#### [Problem]
The exercise asks for every line of the data to be reproduced exactly.

#### [Given entries]

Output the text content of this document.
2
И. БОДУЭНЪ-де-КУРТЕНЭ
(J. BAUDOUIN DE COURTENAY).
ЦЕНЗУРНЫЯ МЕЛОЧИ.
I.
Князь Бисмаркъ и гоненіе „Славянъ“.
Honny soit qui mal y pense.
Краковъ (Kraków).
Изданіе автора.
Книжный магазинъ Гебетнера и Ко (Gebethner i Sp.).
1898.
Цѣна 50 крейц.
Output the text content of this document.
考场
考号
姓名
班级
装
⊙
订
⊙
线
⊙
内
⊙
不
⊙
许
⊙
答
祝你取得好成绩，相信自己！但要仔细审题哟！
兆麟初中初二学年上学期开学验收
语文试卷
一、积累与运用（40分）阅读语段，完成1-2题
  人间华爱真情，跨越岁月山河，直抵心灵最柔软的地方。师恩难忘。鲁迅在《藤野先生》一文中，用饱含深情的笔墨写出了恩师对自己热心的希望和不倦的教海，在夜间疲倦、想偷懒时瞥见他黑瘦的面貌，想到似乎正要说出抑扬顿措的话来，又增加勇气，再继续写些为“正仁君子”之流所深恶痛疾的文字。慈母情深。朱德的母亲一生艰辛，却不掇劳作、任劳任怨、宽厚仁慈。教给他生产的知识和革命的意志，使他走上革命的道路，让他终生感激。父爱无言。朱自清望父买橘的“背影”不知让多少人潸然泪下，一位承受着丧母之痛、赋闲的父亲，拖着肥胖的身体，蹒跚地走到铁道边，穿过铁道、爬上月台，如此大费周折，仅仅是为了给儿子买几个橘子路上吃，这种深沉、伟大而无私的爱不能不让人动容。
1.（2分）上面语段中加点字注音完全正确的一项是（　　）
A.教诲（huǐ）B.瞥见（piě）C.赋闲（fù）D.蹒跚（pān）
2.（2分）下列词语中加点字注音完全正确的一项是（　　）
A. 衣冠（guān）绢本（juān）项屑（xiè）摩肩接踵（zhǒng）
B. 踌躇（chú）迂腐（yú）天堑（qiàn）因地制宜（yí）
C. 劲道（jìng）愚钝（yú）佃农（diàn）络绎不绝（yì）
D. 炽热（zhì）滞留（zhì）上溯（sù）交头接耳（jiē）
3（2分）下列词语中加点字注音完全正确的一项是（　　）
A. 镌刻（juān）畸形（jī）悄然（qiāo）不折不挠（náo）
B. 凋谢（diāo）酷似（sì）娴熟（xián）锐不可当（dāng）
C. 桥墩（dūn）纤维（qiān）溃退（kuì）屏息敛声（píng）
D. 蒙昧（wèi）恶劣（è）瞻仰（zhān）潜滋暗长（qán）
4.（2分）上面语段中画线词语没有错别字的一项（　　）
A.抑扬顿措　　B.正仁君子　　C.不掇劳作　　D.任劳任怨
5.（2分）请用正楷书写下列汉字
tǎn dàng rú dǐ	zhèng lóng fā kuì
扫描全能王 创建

#### [Worked answer]
Output the text content of this document.
2
И. БОДУЭНЪ-де-КУРТЕНЭ
(J. BAUDOUIN DE COURTENAY).
ЦЕНЗУРНЫЯ МЕЛОЧИ.
I.
Князь Бисмаркъ и гоненіе „Славянъ“.
Honny soit qui mal y pense.
Краковъ (Kraków).
Изданіе автора.
Книжный магазинъ Гебетнера и Ко (Gebethner i Sp.).
1898.
Цѣна 50 крейц.
Output the text content of this document.
考场
考号
姓名
班级
装
⊙
订
⊙
线
⊙
内
⊙
不
⊙
许
⊙
答
祝你取得好成绩，相信自己！但要仔细审题哟！
兆麟初中初二学年上学期开学验收
语文试卷
一、积累与运用（40分）阅读语段，完成1-2题
  人间华爱真情，跨越岁月山河，直抵心灵最柔软的地方。师恩难忘。鲁迅在《藤野先生》一文中，用饱含深情的笔墨写出了恩师对自己热心的希望和不倦的教海，在夜间疲倦、想偷懒时瞥见他黑瘦的面貌，想到似乎正要说出抑扬顿措的话来，又增加勇气，再继续写些为“正仁君子”之流所深恶痛疾的文字。慈母情深。朱德的母亲一生艰辛，却不掇劳作、任劳任怨、宽厚仁慈。教给他生产的知识和革命的意志，使他走上革命的道路，让他终生感激。父爱无言。朱自清望父买橘的“背影”不知让多少人潸然泪下，一位承受着丧母之痛、赋闲的父亲，拖着肥胖的身体，蹒跚地走到铁道边，穿过铁道、爬上月台，如此大费周折，仅仅是为了给儿子买几个橘子路上吃，这种深沉、伟大而无私的爱不能不让人动容。
1.（2分）上面语段中加点字注音完全正确的一项是（　　）
A.教诲（huǐ）B.瞥见（piě）C.赋闲（fù）D.蹒跚（pān）
2.（2分）下列词语中加点字注音完全正确的一项是（　　）
A. 衣冠（guān）绢本（juān）项屑（xiè）摩肩接踵（zhǒng）
B. 踌躇（chú）迂腐（yú）天堑（qiàn）因地制宜（yí）
C. 劲道（jìng）愚钝（yú）佃农（diàn）络绎不绝（yì）
D. 炽热（zhì）滞留（zhì）上溯（sù）交头接耳（jiē）
3（2分）下列词语中加点字注音完全正确的一项是（　　）
A. 镌刻（juān）畸形（jī）悄然（qiāo）不折不挠（náo）
B. 凋谢（diāo）酷似（sì）娴熟（xián）锐不可当（dāng）
C. 桥墩（dūn）纤维（qiān）溃退（kuì）屏息敛声（píng）
D. 蒙昧（wèi）恶劣（è）瞻仰（zhān）潜滋暗长（qán）
4.（2分）上面语段中画线词语没有错别字的一项（　　）
A.抑扬顿措　　B.正仁君子　　C.不掇劳作　　D.任劳任怨
5.（2分）请用正楷书写下列汉字
tǎn dàng rú dǐ	zhèng lóng fā kuì
扫描全能王 创建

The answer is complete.